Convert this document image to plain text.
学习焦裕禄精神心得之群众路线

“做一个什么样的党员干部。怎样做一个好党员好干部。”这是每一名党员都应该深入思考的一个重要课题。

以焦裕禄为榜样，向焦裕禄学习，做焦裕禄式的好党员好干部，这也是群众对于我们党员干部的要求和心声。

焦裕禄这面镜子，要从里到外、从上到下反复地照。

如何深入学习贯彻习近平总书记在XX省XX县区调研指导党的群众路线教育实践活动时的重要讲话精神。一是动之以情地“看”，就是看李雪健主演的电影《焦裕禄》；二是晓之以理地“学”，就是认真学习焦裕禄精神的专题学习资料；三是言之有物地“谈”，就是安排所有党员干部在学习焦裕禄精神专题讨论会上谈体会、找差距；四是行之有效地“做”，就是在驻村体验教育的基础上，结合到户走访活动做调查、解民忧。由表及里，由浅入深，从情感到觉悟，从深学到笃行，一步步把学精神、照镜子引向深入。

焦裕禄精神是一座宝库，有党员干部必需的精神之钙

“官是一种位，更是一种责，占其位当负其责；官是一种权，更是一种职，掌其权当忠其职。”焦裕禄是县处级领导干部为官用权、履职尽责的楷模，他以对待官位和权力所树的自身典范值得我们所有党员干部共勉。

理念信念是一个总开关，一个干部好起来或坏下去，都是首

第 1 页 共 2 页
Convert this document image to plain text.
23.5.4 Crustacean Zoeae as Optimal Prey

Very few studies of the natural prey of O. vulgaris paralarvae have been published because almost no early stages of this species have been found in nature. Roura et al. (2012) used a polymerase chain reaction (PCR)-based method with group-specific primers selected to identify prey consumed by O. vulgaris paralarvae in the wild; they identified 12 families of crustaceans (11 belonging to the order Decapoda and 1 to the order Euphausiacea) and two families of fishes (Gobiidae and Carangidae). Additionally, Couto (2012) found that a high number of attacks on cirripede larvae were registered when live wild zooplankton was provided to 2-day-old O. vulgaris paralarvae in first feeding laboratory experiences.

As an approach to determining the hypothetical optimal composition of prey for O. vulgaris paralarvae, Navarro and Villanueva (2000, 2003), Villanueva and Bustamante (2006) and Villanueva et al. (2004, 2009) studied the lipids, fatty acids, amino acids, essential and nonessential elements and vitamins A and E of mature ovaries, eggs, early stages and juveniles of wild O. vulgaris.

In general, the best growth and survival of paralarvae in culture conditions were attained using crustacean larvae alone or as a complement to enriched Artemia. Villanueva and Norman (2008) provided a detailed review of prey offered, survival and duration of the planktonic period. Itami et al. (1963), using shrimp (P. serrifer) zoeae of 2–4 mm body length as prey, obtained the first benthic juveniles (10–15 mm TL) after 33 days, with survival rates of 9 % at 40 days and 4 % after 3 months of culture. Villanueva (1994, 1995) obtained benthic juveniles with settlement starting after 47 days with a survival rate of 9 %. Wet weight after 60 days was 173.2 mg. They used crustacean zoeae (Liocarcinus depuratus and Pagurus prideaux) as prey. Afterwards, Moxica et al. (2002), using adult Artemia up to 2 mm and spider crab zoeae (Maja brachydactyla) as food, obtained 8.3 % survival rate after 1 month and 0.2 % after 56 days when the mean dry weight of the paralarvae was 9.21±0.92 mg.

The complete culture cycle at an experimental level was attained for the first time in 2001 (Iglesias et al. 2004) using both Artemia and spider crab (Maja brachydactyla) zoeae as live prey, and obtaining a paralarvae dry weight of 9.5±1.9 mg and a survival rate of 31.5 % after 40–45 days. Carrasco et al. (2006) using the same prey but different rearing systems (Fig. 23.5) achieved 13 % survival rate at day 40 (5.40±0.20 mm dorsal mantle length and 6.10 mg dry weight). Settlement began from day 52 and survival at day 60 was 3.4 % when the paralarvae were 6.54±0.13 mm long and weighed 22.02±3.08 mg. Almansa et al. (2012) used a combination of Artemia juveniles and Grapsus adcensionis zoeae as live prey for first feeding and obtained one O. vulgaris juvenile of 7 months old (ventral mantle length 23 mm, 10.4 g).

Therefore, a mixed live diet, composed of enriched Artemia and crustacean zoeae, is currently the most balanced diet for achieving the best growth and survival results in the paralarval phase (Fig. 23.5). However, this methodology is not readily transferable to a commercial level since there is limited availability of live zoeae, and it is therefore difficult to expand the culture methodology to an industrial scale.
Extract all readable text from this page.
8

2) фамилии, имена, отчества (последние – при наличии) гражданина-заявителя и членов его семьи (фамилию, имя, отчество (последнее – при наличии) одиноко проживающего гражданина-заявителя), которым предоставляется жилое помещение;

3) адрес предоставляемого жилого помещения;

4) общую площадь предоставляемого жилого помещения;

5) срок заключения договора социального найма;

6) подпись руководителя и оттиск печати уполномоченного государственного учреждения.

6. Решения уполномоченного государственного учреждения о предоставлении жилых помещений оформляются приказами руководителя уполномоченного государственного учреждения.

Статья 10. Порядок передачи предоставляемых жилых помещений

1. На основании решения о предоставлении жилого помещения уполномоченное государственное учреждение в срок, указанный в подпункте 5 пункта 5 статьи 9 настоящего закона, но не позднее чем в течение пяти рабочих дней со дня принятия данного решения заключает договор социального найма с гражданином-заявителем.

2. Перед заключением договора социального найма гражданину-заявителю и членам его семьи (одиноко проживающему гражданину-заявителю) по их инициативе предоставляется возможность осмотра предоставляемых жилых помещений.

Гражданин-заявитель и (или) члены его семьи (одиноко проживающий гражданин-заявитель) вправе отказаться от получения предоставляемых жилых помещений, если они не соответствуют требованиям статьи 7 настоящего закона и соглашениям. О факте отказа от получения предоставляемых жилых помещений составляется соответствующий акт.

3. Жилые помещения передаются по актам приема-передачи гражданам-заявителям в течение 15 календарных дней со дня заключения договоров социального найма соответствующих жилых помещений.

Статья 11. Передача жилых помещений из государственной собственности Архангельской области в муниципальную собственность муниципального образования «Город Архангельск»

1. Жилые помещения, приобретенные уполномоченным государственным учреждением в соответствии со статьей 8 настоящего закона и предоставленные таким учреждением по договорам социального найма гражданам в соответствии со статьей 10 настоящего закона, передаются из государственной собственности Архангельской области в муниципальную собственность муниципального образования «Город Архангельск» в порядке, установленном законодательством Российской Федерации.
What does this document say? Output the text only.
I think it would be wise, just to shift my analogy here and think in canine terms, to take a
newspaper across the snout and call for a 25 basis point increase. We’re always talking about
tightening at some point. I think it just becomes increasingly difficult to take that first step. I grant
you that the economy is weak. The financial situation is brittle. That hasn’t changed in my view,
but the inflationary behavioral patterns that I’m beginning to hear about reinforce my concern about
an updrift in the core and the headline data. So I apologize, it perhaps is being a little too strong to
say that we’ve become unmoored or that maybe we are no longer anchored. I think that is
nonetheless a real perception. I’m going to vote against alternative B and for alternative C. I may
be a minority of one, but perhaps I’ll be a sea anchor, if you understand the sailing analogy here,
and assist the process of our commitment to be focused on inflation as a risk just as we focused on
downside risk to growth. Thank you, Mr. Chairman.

* * *

▸ **Exercise task**
Take the listing above and write it out again exactly.

▸ **Complete response**
Convert this document image to plain text.
学习焦裕禄精神心得之群众路线

“做一个什么样的党员干部。怎样做一个好党员好干部。”这是每一名党员都应该深入思考的一个重要课题。

以焦裕禄为榜样，向焦裕禄学习，做焦裕禄式的好党员好干部，这也是群众对于我们党员干部的要求和心声。

焦裕禄这面镜子，要从里到外、从上到下反复地照。

如何深入学习贯彻习近平总书记在XX省XX县区调研指导党的群众路线教育实践活动时的重要讲话精神。一是动之以情地“看”，就是看李雪健主演的电影《焦裕禄》；二是晓之以理地“学”，就是认真学习焦裕禄精神的专题学习资料；三是言之有物地“谈”，就是安排所有党员干部在学习焦裕禄精神专题讨论会上谈体会、找差距；四是行之有效地“做”，就是在驻村体验教育的基础上，结合到户走访活动做调查、解民忧。由表及里，由浅入深，从情感到觉悟，从深学到笃行，一步步把学精神、照镜子引向深入。

焦裕禄精神是一座宝库，有党员干部必需的精神之钙

“官是一种位，更是一种责，占其位当负其责；官是一种权，更是一种职，掌其权当忠其职。”焦裕禄是县处级领导干部为官用权、履职尽责的楷模，他以对待官位和权力所树的自身典范值得我们所有党员干部共勉。

理念信念是一个总开关，一个干部好起来或坏下去，都是首

第 1 页 共 2 页
Convert this document image to plain text.
23.5.4 Crustacean Zoeae as Optimal Prey

Very few studies of the natural prey of O. vulgaris paralarvae have been published because almost no early stages of this species have been found in nature. Roura et al. (2012) used a polymerase chain reaction (PCR)-based method with group-specific primers selected to identify prey consumed by O. vulgaris paralarvae in the wild; they identified 12 families of crustaceans (11 belonging to the order Decapoda and 1 to the order Euphausiacea) and two families of fishes (Gobiidae and Carangidae). Additionally, Couto (2012) found that a high number of attacks on cirripede larvae were registered when live wild zooplankton was provided to 2-day-old O. vulgaris paralarvae in first feeding laboratory experiences.

As an approach to determining the hypothetical optimal composition of prey for O. vulgaris paralarvae, Navarro and Villanueva (2000, 2003), Villanueva and Bustamante (2006) and Villanueva et al. (2004, 2009) studied the lipids, fatty acids, amino acids, essential and nonessential elements and vitamins A and E of mature ovaries, eggs, early stages and juveniles of wild O. vulgaris.

In general, the best growth and survival of paralarvae in culture conditions were attained using crustacean larvae alone or as a complement to enriched Artemia. Villanueva and Norman (2008) provided a detailed review of prey offered, survival and duration of the planktonic period. Itami et al. (1963), using shrimp (P. serrifer) zoeae of 2–4 mm body length as prey, obtained the first benthic juveniles (10–15 mm TL) after 33 days, with survival rates of 9 % at 40 days and 4 % after 3 months of culture. Villanueva (1994, 1995) obtained benthic juveniles with settlement starting after 47 days with a survival rate of 9 %. Wet weight after 60 days was 173.2 mg. They used crustacean zoeae (Liocarcinus depuratus and Pagurus prideaux) as prey. Afterwards, Moxica et al. (2002), using adult Artemia up to 2 mm and spider crab zoeae (Maja brachydactyla) as food, obtained 8.3 % survival rate after 1 month and 0.2 % after 56 days when the mean dry weight of the paralarvae was 9.21±0.92 mg.

The complete culture cycle at an experimental level was attained for the first time in 2001 (Iglesias et al. 2004) using both Artemia and spider crab (Maja brachydactyla) zoeae as live prey, and obtaining a paralarvae dry weight of 9.5±1.9 mg and a survival rate of 31.5 % after 40–45 days. Carrasco et al. (2006) using the same prey but different rearing systems (Fig. 23.5) achieved 13 % survival rate at day 40 (5.40±0.20 mm dorsal mantle length and 6.10 mg dry weight). Settlement began from day 52 and survival at day 60 was 3.4 % when the paralarvae were 6.54±0.13 mm long and weighed 22.02±3.08 mg. Almansa et al. (2012) used a combination of Artemia juveniles and Grapsus adcensionis zoeae as live prey for first feeding and obtained one O. vulgaris juvenile of 7 months old (ventral mantle length 23 mm, 10.4 g).

Therefore, a mixed live diet, composed of enriched Artemia and crustacean zoeae, is currently the most balanced diet for achieving the best growth and survival results in the paralarval phase (Fig. 23.5). However, this methodology is not readily transferable to a commercial level since there is limited availability of live zoeae, and it is therefore difficult to expand the culture methodology to an industrial scale.
Extract all readable text from this page.
8

2) фамилии, имена, отчества (последние – при наличии) гражданина-заявителя и членов его семьи (фамилию, имя, отчество (последнее – при наличии) одиноко проживающего гражданина-заявителя), которым предоставляется жилое помещение;

3) адрес предоставляемого жилого помещения;

4) общую площадь предоставляемого жилого помещения;

5) срок заключения договора социального найма;

6) подпись руководителя и оттиск печати уполномоченного государственного учреждения.

6. Решения уполномоченного государственного учреждения о предоставлении жилых помещений оформляются приказами руководителя уполномоченного государственного учреждения.

Статья 10. Порядок передачи предоставляемых жилых помещений

1. На основании решения о предоставлении жилого помещения уполномоченное государственное учреждение в срок, указанный в подпункте 5 пункта 5 статьи 9 настоящего закона, но не позднее чем в течение пяти рабочих дней со дня принятия данного решения заключает договор социального найма с гражданином-заявителем.

2. Перед заключением договора социального найма гражданину-заявителю и членам его семьи (одиноко проживающему гражданину-заявителю) по их инициативе предоставляется возможность осмотра предоставляемых жилых помещений.

Гражданин-заявитель и (или) члены его семьи (одиноко проживающий гражданин-заявитель) вправе отказаться от получения предоставляемых жилых помещений, если они не соответствуют требованиям статьи 7 настоящего закона и соглашениям. О факте отказа от получения предоставляемых жилых помещений составляется соответствующий акт.

3. Жилые помещения передаются по актам приема-передачи гражданам-заявителям в течение 15 календарных дней со дня заключения договоров социального найма соответствующих жилых помещений.

Статья 11. Передача жилых помещений из государственной собственности Архангельской области в муниципальную собственность муниципального образования «Город Архангельск»

1. Жилые помещения, приобретенные уполномоченным государственным учреждением в соответствии со статьей 8 настоящего закона и предоставленные таким учреждением по договорам социального найма гражданам в соответствии со статьей 10 настоящего закона, передаются из государственной собственности Архангельской области в муниципальную собственность муниципального образования «Город Архангельск» в порядке, установленном законодательством Российской Федерации.
What does this document say? Output the text only.
I think it would be wise, just to shift my analogy here and think in canine terms, to take a
newspaper across the snout and call for a 25 basis point increase. We’re always talking about
tightening at some point. I think it just becomes increasingly difficult to take that first step. I grant
you that the economy is weak. The financial situation is brittle. That hasn’t changed in my view,
but the inflationary behavioral patterns that I’m beginning to hear about reinforce my concern about
an updrift in the core and the headline data. So I apologize, it perhaps is being a little too strong to
say that we’ve become unmoored or that maybe we are no longer anchored. I think that is
nonetheless a real perception. I’m going to vote against alternative B and for alternative C. I may
be a minority of one, but perhaps I’ll be a sea anchor, if you understand the sailing analogy here,
and assist the process of our commitment to be focused on inflation as a risk just as we focused on
downside risk to growth. Thank you, Mr. Chairman.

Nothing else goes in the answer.